** begin Data lines **

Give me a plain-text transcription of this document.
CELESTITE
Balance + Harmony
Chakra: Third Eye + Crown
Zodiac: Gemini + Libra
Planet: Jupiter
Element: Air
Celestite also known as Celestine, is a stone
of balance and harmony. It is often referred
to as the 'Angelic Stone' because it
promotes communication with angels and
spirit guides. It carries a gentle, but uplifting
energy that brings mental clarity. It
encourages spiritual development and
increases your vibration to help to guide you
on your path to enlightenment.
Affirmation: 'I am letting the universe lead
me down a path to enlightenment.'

** end Data lines **

◆ **Problem description**
Every line of the material must be returned exactly as it appears.

◆ **Written response**
Give me a plain-text transcription of this document.
CELESTITE
Balance + Harmony
Chakra: Third Eye + Crown
Zodiac: Gemini + Libra
Planet: Jupiter
Element: Air
Celestite also known as Celestine, is a stone
of balance and harmony. It is often referred
to as the 'Angelic Stone' because it
promotes communication with angels and
spirit guides. It carries a gentle, but uplifting
energy that brings mental clarity. It
encourages spiritual development and
increases your vibration to help to guide you
on your path to enlightenment.
Affirmation: 'I am letting the universe lead
me down a path to enlightenment.'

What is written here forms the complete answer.